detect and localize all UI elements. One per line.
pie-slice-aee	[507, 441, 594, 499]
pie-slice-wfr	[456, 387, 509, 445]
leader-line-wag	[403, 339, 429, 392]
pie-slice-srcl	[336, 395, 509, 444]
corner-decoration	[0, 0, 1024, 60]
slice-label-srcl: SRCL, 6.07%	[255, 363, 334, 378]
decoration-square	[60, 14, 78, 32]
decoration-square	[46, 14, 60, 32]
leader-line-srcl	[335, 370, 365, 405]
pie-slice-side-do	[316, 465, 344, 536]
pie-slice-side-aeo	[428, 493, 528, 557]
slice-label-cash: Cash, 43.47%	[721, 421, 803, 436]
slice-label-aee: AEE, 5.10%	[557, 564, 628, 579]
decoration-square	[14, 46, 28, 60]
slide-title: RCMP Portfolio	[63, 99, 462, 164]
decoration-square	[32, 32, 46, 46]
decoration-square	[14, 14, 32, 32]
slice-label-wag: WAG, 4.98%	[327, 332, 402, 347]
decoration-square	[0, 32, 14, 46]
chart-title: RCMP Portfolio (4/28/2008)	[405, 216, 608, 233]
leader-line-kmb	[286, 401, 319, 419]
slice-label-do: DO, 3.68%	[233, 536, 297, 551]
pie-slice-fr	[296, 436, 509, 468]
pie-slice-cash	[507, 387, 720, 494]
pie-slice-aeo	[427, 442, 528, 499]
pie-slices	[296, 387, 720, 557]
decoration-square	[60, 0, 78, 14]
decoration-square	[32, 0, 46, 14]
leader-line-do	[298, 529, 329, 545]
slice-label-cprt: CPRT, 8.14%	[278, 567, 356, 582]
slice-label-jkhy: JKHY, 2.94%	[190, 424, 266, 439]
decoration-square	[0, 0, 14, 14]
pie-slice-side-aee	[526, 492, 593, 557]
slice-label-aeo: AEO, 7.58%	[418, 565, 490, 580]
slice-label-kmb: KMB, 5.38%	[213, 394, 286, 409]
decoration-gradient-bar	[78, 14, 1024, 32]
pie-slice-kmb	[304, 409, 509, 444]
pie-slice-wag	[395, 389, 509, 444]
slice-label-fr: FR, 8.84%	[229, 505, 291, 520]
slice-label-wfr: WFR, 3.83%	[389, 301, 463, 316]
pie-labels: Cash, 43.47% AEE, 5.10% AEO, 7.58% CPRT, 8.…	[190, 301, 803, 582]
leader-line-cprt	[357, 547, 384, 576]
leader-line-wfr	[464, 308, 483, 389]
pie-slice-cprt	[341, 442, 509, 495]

What is being asked :: Can you give the listing above as a numbered list, with any blank lines left out?

Output of the exercise ::
1. detect and localize all UI elements. One per line.
2. pie-slice-aee	[507, 441, 594, 499]
3. pie-slice-wfr	[456, 387, 509, 445]
4. leader-line-wag	[403, 339, 429, 392]
5. pie-slice-srcl	[336, 395, 509, 444]
6. corner-decoration	[0, 0, 1024, 60]
7. slice-label-srcl: SRCL, 6.07%	[255, 363, 334, 378]
8. decoration-square	[60, 14, 78, 32]
9. decoration-square	[46, 14, 60, 32]
10. leader-line-srcl	[335, 370, 365, 405]
11. pie-slice-side-do	[316, 465, 344, 536]
12. pie-slice-side-aeo	[428, 493, 528, 557]
13. slice-label-cash: Cash, 43.47%	[721, 421, 803, 436]
14. slice-label-aee: AEE, 5.10%	[557, 564, 628, 579]
15. decoration-square	[14, 46, 28, 60]
16. slide-title: RCMP Portfolio	[63, 99, 462, 164]
17. decoration-square	[32, 32, 46, 46]
18. decoration-square	[14, 14, 32, 32]
19. slice-label-wag: WAG, 4.98%	[327, 332, 402, 347]
20. decoration-square	[0, 32, 14, 46]
21. chart-title: RCMP Portfolio (4/28/2008)	[405, 216, 608, 233]
22. leader-line-kmb	[286, 401, 319, 419]
23. slice-label-do: DO, 3.68%	[233, 536, 297, 551]
24. pie-slice-fr	[296, 436, 509, 468]
25. pie-slice-cash	[507, 387, 720, 494]
26. pie-slice-aeo	[427, 442, 528, 499]
27. pie-slices	[296, 387, 720, 557]
28. decoration-square	[60, 0, 78, 14]
29. decoration-square	[32, 0, 46, 14]
30. leader-line-do	[298, 529, 329, 545]
31. slice-label-cprt: CPRT, 8.14%	[278, 567, 356, 582]
32. slice-label-jkhy: JKHY, 2.94%	[190, 424, 266, 439]
33. decoration-square	[0, 0, 14, 14]
34. pie-slice-side-aee	[526, 492, 593, 557]
35. slice-label-aeo: AEO, 7.58%	[418, 565, 490, 580]
36. slice-label-kmb: KMB, 5.38%	[213, 394, 286, 409]
37. decoration-gradient-bar	[78, 14, 1024, 32]
38. pie-slice-kmb	[304, 409, 509, 444]
39. pie-slice-wag	[395, 389, 509, 444]
40. slice-label-fr: FR, 8.84%	[229, 505, 291, 520]
41. slice-label-wfr: WFR, 3.83%	[389, 301, 463, 316]
42. pie-labels: Cash, 43.47% AEE, 5.10% AEO, 7.58% CPRT, 8.…	[190, 301, 803, 582]
43. leader-line-cprt	[357, 547, 384, 576]
44. leader-line-wfr	[464, 308, 483, 389]
45. pie-slice-cprt	[341, 442, 509, 495]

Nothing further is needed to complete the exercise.